Exercise.
Find the string "gegevens" in the data, then copy every line where it is found.

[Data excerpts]
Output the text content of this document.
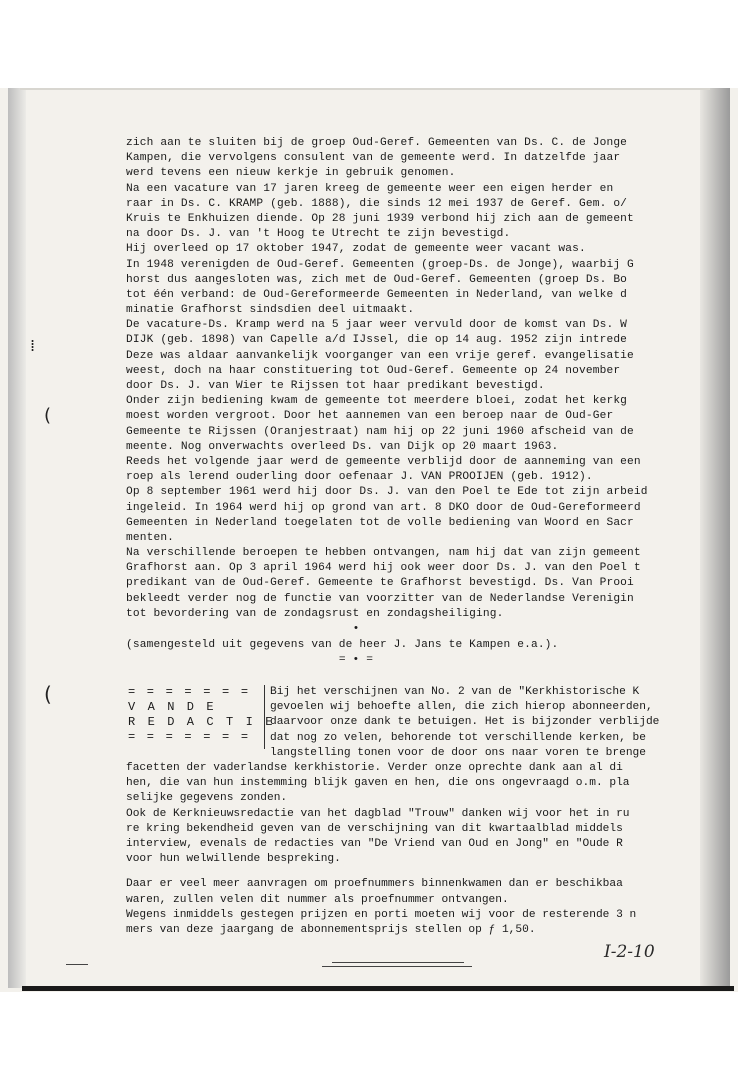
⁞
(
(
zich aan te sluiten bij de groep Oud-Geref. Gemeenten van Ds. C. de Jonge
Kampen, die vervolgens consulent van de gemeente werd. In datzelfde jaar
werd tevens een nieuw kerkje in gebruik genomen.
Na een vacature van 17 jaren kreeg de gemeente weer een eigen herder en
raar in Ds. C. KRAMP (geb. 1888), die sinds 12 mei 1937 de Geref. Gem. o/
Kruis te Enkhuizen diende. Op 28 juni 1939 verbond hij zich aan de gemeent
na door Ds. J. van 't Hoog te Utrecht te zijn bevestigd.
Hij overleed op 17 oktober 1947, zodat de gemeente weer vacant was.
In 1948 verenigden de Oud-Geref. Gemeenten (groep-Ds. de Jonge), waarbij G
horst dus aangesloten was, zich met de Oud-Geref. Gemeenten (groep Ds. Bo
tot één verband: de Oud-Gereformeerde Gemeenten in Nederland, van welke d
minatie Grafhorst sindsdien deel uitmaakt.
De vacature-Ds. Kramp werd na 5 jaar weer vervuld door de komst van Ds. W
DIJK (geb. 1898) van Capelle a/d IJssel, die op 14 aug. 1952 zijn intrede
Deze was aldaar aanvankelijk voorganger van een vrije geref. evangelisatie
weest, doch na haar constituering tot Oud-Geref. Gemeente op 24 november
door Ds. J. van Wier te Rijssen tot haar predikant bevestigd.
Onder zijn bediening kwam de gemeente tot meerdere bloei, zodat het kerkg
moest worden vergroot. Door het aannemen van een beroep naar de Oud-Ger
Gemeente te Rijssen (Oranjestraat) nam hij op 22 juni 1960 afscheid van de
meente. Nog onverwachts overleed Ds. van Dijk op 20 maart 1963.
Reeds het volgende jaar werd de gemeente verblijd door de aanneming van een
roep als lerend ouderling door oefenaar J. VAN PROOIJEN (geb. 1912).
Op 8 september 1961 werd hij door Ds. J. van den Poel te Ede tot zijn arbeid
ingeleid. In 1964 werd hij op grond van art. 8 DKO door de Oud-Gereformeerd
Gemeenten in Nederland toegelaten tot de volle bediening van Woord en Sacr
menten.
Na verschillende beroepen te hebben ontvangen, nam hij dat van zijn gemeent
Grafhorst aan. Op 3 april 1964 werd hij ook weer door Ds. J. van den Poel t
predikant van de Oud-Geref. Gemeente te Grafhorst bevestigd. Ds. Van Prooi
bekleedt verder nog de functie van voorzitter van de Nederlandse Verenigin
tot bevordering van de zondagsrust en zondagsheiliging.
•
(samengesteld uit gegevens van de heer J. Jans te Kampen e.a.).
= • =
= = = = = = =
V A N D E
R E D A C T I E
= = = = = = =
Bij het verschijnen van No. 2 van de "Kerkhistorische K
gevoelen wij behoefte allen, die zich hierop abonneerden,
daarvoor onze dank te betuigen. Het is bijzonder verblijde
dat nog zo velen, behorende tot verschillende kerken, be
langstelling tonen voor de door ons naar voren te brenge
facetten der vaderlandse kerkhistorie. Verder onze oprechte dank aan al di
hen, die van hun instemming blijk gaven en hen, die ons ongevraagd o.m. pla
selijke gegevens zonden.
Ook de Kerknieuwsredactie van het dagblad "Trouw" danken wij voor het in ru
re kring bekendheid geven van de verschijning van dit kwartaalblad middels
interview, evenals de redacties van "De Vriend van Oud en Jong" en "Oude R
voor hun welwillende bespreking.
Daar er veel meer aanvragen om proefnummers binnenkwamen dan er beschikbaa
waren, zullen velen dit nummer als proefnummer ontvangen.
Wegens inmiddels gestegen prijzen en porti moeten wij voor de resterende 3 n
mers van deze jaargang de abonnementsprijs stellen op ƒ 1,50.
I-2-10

* * *

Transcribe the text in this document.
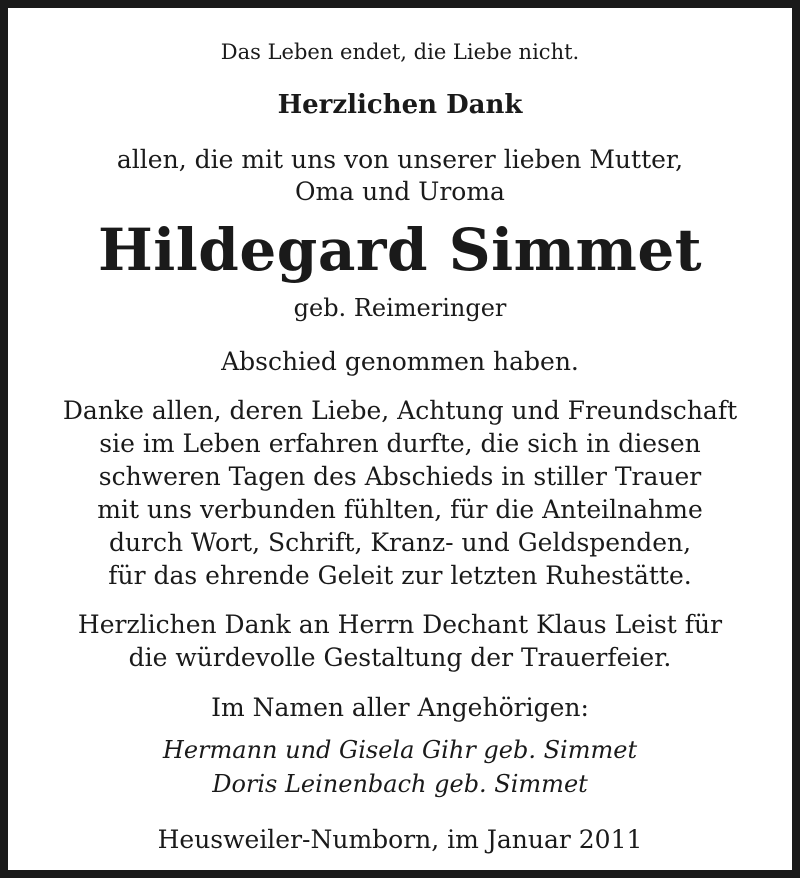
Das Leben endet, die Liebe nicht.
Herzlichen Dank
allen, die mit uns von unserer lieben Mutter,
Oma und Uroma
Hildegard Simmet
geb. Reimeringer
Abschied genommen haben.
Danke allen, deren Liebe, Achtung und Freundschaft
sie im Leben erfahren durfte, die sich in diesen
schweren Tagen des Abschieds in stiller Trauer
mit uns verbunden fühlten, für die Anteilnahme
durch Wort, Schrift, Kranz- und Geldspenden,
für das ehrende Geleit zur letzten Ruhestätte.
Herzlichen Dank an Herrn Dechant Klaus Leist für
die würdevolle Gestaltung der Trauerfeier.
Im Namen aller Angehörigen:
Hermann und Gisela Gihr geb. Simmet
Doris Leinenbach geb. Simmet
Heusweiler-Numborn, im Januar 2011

Written solution.
(samengesteld uit gegevens van de heer J. Jans te Kampen e.a.).
selijke gegevens zonden.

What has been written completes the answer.